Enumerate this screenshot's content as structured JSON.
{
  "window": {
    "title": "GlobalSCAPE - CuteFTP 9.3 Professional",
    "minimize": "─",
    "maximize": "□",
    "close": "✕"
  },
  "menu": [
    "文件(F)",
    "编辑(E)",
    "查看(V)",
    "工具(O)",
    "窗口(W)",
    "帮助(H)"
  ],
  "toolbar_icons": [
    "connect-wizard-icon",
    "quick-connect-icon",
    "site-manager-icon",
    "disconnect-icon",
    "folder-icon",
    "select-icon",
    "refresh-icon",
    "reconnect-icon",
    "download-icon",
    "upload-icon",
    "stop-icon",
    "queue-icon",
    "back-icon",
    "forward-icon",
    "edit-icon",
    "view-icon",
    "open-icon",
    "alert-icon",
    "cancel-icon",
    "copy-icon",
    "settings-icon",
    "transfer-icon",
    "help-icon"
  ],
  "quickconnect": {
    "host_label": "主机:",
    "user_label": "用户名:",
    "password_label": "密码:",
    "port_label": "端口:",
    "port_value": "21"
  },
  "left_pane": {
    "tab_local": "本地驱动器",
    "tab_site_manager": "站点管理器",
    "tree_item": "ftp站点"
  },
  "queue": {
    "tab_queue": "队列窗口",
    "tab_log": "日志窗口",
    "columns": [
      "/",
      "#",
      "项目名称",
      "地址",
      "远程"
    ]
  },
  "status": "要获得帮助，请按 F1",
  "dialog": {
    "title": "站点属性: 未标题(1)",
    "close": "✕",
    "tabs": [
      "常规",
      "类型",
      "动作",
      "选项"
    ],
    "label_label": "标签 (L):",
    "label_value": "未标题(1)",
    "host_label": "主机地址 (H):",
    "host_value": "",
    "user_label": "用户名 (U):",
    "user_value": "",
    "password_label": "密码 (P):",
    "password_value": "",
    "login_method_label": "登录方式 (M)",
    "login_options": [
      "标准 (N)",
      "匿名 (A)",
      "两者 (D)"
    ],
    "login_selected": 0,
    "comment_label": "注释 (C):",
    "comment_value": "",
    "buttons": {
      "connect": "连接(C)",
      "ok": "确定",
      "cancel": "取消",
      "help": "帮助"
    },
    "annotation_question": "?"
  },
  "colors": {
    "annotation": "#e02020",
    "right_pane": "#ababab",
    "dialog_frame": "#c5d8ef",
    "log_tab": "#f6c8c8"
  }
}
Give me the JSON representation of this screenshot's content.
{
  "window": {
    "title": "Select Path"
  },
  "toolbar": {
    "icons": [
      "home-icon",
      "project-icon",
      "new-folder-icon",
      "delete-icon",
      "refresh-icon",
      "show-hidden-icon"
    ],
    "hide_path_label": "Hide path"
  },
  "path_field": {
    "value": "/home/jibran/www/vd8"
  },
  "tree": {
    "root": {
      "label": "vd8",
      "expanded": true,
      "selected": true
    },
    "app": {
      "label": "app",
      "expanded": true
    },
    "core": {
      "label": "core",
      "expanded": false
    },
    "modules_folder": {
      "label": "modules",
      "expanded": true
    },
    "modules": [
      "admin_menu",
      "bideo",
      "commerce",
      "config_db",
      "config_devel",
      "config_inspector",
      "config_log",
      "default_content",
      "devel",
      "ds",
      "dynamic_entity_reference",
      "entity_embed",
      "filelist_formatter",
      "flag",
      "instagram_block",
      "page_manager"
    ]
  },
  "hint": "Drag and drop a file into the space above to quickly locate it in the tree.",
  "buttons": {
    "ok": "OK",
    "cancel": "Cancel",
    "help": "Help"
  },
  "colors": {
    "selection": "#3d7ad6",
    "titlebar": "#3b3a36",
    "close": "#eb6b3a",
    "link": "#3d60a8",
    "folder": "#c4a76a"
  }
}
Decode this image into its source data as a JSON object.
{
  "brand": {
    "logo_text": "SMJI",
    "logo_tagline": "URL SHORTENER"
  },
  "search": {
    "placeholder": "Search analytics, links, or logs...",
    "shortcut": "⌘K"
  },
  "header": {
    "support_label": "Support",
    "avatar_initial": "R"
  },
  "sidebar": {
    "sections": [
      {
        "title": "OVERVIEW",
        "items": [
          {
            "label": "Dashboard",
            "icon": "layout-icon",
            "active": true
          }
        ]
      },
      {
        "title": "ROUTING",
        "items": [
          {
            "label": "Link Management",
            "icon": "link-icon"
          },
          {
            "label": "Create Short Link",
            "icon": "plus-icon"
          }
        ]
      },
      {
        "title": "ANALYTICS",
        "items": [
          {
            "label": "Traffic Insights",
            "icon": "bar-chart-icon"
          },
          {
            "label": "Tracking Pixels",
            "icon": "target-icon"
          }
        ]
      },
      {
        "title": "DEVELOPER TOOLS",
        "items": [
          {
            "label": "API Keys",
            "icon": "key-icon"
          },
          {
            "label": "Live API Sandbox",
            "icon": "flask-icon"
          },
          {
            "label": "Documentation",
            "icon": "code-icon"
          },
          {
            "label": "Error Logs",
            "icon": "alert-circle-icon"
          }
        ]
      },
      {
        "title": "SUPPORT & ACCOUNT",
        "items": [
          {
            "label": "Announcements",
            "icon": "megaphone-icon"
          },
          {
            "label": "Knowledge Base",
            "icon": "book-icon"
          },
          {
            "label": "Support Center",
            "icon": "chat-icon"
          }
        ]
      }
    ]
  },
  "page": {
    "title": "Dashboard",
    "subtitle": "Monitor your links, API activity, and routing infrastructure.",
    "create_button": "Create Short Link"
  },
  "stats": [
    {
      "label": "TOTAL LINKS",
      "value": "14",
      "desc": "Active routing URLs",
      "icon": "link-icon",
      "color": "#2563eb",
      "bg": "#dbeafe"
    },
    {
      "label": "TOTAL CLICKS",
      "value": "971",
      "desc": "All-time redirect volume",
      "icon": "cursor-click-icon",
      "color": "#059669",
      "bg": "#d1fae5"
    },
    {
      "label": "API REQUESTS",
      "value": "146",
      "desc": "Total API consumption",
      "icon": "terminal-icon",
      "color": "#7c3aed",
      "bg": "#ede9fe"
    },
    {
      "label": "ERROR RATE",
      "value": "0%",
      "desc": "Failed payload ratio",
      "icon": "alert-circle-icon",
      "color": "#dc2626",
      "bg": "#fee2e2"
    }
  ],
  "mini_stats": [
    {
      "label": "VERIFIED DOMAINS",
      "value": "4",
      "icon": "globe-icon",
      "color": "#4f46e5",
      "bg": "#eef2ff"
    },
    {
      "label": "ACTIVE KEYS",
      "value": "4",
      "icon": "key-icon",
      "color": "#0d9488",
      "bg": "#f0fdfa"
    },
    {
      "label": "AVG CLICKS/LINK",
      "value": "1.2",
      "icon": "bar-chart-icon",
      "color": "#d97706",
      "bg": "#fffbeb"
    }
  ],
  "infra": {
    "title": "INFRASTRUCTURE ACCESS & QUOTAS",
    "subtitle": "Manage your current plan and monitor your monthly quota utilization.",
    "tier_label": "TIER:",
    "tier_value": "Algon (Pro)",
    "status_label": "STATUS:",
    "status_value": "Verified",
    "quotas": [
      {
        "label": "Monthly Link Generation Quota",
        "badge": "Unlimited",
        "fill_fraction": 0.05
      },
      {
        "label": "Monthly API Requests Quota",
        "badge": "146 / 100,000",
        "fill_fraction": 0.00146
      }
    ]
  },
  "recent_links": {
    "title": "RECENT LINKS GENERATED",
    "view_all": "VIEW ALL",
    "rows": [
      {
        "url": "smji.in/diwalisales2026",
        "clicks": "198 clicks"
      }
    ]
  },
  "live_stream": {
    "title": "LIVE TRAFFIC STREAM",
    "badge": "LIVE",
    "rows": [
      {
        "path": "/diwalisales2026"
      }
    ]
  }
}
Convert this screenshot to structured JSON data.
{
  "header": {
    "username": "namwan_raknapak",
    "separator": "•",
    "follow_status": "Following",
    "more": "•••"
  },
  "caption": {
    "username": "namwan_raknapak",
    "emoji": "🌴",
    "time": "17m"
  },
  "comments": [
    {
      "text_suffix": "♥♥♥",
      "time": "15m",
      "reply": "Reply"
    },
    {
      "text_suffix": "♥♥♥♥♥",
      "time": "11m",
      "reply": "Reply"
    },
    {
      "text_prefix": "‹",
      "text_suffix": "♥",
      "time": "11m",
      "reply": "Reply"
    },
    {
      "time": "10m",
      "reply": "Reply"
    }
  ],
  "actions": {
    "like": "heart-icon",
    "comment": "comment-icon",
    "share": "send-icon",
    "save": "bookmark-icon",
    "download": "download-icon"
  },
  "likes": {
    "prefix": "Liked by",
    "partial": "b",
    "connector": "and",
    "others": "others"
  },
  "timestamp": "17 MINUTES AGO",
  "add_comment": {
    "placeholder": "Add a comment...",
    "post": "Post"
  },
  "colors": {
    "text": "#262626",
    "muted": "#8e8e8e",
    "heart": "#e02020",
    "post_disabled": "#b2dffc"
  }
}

■ ■ ■ ■

(What needs to be done) Check every line for "alert" and show the ones that have it.

(Reply to the exercise)
    "alert-icon",
            "icon": "alert-circle-icon"
      "icon": "alert-circle-icon",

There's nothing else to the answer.